Report how many lines in the records below contain the word "change". Give only the number.

-- -- --

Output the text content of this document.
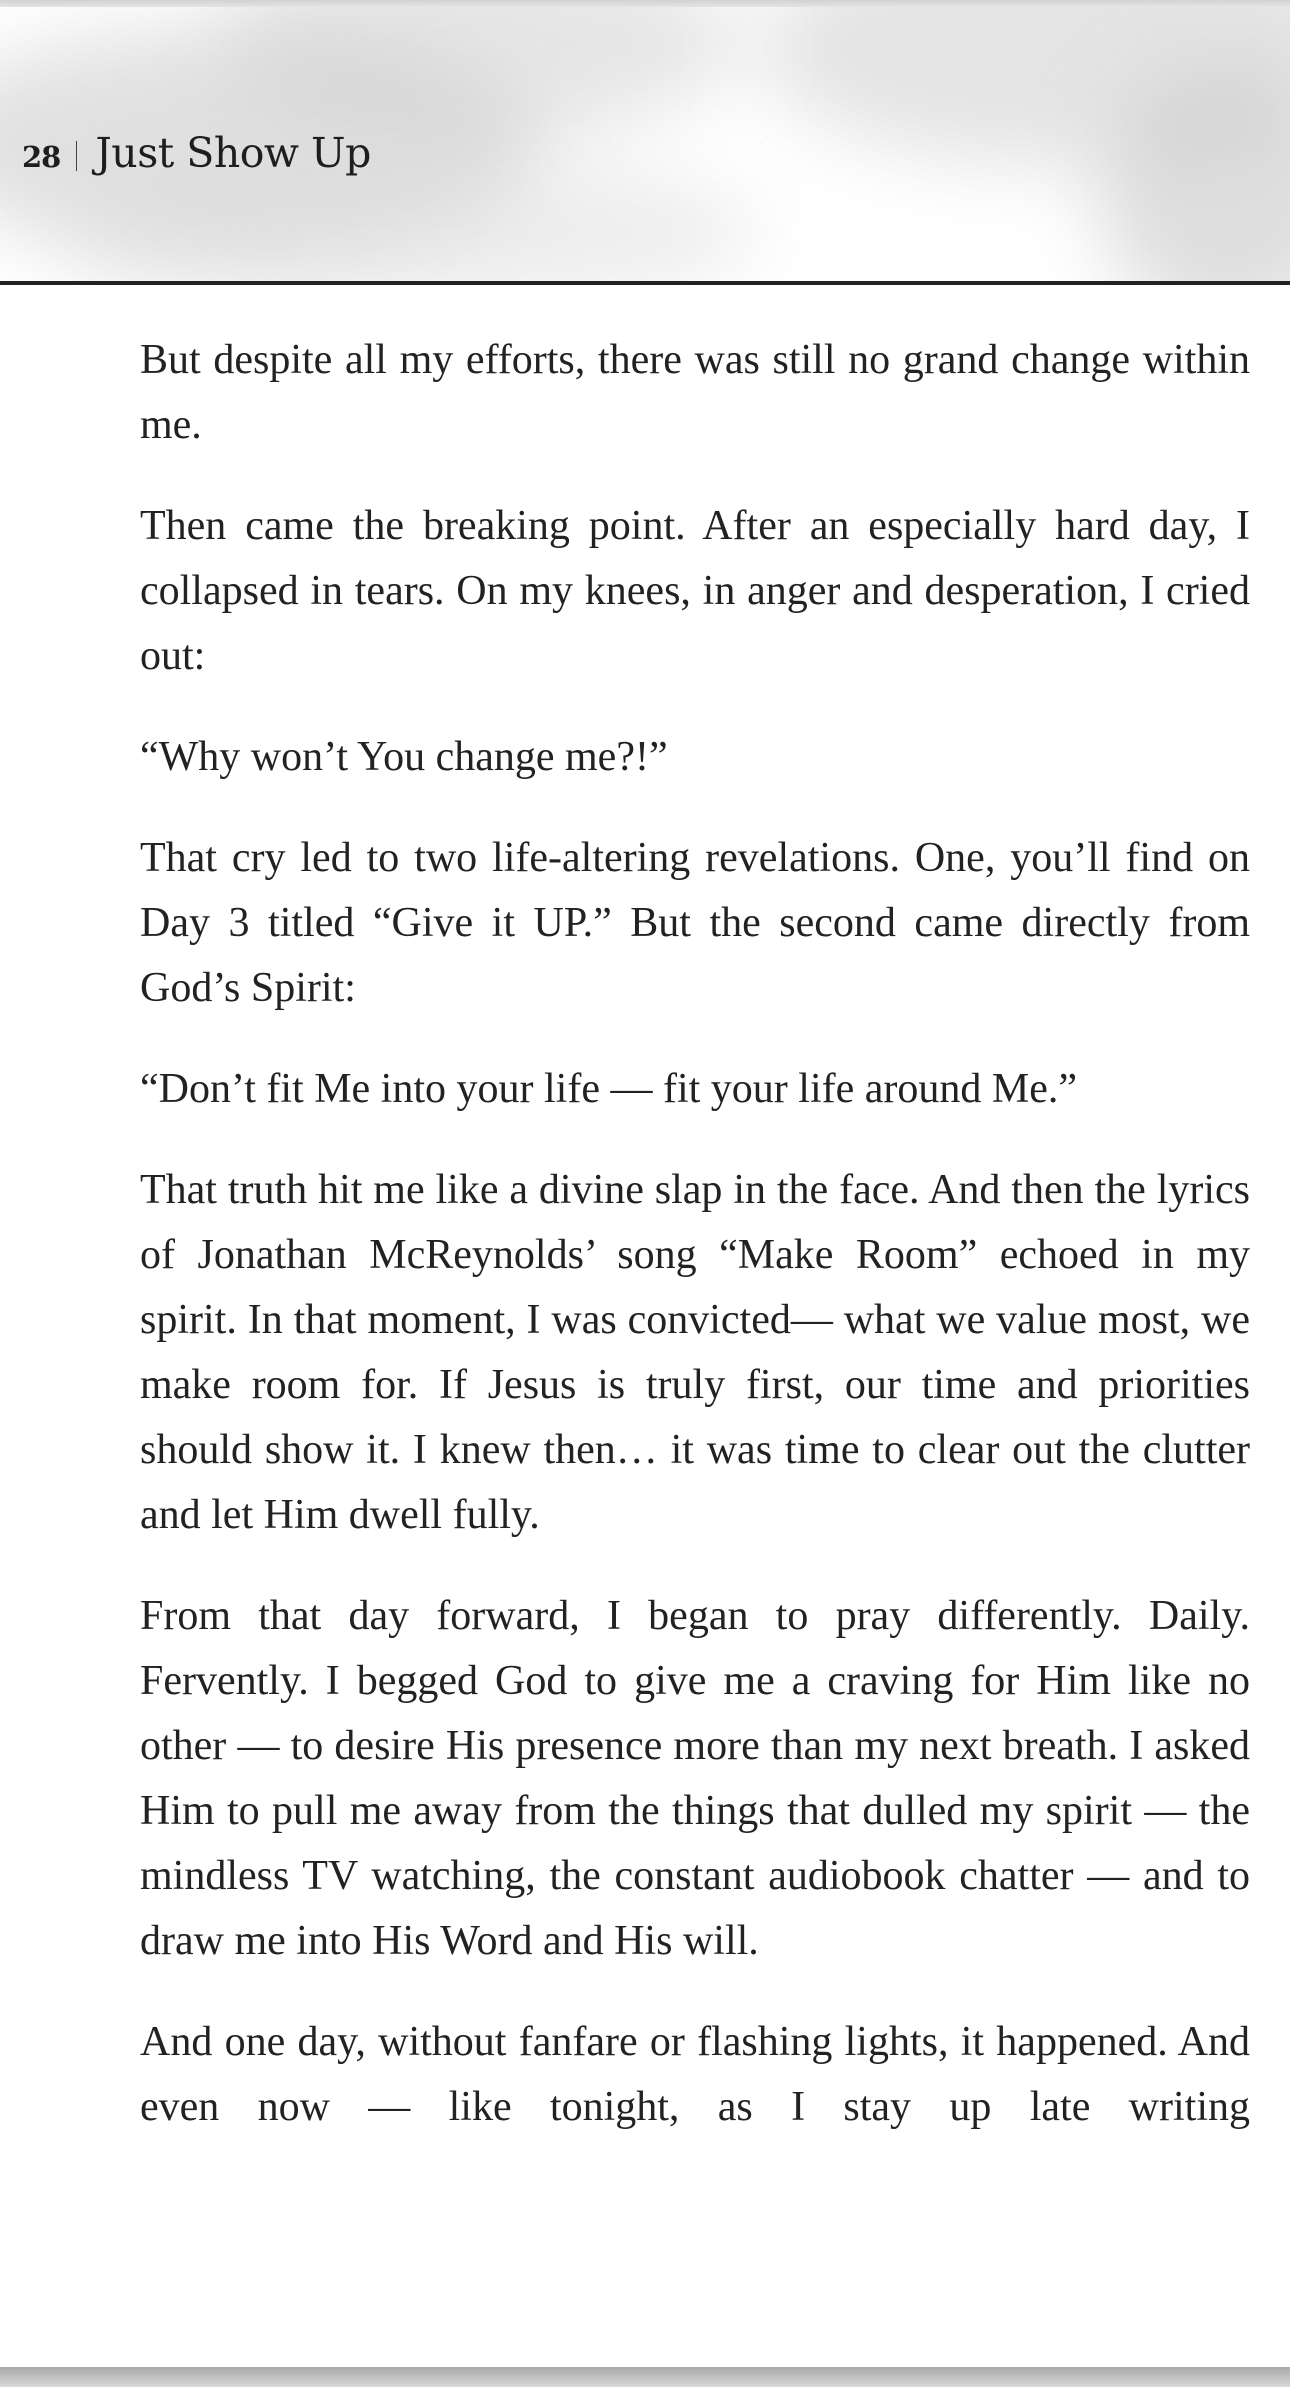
28 Just Show Up

But despite all my efforts, there was still no grand change within me.

Then came the breaking point. After an especially hard day, I collapsed in tears. On my knees, in anger and desperation, I cried out:

“Why won’t You change me?!”

That cry led to two life-altering revelations. One, you’ll find on Day 3 titled “Give it UP.” But the second came directly from God’s Spirit:

“Don’t fit Me into your life — fit your life around Me.”

That truth hit me like a divine slap in the face. And then the lyrics of Jonathan McReynolds’ song “Make Room” echoed in my spirit. In that moment, I was convicted— what we value most, we make room for. If Jesus is truly first, our time and priorities should show it. I knew then… it was time to clear out the clutter and let Him dwell fully.

From that day forward, I began to pray differently. Daily. Fervently. I begged God to give me a craving for Him like no other — to desire His presence more than my next breath. I asked Him to pull me away from the things that dulled my spirit — the mindless TV watching, the constant audiobook chatter — and to draw me into His Word and His will.

And one day, without fanfare or flashing lights, it happened. And even now — like tonight, as I stay up late writing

-- -- --

#### [Right answer]
2